Locate the word "Gardani" in the entries below, then gather every line that holds it.

[Stored entries]
━━━

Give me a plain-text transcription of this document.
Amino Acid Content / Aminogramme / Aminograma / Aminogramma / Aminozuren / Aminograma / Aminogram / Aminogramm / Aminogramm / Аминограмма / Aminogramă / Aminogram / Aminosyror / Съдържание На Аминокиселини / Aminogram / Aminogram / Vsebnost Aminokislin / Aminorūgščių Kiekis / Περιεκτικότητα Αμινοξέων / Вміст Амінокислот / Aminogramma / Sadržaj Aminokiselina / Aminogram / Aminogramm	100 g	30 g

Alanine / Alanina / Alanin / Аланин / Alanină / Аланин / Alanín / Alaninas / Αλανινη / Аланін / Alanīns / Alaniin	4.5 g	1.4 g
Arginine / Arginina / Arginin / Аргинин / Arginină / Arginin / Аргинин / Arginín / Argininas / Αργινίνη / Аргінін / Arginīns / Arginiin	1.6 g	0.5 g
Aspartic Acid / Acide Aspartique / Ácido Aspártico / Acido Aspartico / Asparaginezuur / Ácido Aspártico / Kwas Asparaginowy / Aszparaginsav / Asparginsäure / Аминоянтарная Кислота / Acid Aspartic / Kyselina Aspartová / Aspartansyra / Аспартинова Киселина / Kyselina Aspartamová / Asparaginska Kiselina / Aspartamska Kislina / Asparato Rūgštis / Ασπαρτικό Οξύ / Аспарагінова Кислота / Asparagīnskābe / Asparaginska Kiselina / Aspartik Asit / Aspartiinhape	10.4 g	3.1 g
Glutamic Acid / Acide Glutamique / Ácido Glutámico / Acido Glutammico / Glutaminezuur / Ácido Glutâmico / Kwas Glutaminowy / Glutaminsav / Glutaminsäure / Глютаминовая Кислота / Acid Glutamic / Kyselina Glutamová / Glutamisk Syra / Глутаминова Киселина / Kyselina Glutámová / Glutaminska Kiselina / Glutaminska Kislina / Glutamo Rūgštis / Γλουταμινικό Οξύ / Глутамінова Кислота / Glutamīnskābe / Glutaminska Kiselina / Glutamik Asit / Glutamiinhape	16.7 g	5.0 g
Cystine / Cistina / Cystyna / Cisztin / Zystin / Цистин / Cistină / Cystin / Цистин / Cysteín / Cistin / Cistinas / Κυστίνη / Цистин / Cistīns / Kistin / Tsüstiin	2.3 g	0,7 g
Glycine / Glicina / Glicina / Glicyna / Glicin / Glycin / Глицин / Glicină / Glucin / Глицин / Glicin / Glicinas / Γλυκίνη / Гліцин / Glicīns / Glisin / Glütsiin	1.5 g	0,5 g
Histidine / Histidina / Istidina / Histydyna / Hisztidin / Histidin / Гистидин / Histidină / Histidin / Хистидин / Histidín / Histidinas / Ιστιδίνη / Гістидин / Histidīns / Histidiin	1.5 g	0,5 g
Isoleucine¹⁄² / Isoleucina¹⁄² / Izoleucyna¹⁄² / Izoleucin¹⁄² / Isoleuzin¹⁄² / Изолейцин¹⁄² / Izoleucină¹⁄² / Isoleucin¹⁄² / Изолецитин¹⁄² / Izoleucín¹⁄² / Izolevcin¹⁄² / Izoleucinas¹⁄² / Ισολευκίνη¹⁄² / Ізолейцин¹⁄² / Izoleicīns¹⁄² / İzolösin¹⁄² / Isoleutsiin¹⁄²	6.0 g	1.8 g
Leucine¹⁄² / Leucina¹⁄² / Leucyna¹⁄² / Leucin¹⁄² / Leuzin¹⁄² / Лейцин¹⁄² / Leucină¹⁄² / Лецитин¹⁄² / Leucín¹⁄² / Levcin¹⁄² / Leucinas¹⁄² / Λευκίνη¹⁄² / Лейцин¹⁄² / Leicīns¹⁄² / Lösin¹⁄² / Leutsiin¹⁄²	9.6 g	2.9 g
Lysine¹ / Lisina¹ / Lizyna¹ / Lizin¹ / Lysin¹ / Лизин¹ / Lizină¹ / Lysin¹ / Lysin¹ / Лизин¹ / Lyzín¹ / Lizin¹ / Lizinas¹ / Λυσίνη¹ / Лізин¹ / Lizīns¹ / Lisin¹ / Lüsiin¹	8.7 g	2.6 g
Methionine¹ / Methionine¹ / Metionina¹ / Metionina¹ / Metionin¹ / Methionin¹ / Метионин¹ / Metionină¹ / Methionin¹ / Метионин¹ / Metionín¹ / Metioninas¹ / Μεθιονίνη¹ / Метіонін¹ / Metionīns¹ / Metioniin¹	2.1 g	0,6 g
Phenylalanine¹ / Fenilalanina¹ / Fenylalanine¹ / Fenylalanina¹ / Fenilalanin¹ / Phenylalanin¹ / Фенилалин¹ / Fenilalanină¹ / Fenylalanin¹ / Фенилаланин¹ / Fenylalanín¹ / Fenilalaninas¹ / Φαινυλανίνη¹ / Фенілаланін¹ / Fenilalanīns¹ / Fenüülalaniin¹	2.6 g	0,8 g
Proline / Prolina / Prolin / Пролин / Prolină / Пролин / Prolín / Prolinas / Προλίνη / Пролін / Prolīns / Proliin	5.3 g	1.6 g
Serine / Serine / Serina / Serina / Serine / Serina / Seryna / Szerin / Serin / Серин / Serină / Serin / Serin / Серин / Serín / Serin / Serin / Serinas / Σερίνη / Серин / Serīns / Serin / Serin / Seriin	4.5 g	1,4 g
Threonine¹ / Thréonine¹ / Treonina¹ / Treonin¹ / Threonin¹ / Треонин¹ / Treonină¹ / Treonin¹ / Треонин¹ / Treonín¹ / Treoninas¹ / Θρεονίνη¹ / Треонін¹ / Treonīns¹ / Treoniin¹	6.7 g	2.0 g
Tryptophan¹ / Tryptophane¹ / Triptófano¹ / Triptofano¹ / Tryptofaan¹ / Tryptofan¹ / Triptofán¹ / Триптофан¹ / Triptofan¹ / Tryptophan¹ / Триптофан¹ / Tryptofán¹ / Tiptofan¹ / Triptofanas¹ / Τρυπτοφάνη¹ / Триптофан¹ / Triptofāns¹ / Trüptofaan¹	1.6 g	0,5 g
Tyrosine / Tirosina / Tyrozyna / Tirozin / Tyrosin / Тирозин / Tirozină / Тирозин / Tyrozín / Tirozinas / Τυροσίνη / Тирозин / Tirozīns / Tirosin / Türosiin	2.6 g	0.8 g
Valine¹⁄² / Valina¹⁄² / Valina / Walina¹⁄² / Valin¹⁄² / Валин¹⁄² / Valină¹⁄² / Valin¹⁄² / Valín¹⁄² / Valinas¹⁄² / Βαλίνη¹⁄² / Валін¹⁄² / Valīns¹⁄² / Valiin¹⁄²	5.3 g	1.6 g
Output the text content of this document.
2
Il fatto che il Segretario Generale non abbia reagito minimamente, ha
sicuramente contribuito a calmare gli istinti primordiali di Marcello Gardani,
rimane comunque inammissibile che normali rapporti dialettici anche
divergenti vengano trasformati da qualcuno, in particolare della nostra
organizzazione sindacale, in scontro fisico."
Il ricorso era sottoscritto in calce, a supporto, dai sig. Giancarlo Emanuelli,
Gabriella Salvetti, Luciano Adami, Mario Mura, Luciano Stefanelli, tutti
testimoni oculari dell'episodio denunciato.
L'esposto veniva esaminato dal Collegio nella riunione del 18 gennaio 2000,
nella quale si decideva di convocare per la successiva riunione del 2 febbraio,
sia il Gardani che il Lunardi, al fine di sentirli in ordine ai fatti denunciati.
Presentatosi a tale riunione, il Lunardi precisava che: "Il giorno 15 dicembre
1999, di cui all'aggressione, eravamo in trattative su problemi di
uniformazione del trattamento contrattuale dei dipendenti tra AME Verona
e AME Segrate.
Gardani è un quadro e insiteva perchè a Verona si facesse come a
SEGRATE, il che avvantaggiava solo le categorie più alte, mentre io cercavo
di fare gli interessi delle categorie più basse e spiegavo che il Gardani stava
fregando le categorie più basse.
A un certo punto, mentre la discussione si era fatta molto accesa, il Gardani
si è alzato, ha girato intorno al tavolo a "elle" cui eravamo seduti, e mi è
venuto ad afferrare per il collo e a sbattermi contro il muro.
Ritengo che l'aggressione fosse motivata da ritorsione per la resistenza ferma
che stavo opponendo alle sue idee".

━━━

Full output.
sicuramente contribuito a calmare gli istinti primordiali di Marcello Gardani,
sia il Gardani che il Lunardi, al fine di sentirli in ordine ai fatti denunciati.
Gardani è un quadro e insiteva perchè a Verona si facesse come a
di fare gli interessi delle categorie più basse e spiegavo che il Gardani stava
A un certo punto, mentre la discussione si era fatta molto accesa, il Gardani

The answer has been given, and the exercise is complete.